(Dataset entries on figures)
***

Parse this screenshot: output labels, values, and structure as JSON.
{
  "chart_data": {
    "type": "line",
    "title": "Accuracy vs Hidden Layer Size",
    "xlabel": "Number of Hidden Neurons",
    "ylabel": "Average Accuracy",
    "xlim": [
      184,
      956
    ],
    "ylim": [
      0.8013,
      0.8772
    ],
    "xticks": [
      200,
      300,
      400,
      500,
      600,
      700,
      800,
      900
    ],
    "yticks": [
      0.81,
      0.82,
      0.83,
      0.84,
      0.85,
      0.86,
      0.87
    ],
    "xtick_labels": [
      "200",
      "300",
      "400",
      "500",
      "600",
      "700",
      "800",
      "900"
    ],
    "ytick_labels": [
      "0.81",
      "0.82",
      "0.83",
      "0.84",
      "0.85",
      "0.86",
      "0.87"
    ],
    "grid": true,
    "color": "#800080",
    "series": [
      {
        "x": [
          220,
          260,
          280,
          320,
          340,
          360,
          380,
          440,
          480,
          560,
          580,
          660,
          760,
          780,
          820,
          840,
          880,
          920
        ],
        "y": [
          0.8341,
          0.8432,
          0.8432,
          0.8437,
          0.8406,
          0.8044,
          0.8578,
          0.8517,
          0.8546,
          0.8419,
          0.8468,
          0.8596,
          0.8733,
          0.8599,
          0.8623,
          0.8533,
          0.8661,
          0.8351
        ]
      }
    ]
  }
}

***

DO THIS.
Which lines in the records above contain the string "Accuracy"? Copy each one.

ANSWER.
    "title": "Accuracy vs Hidden Layer Size",
    "ylabel": "Average Accuracy",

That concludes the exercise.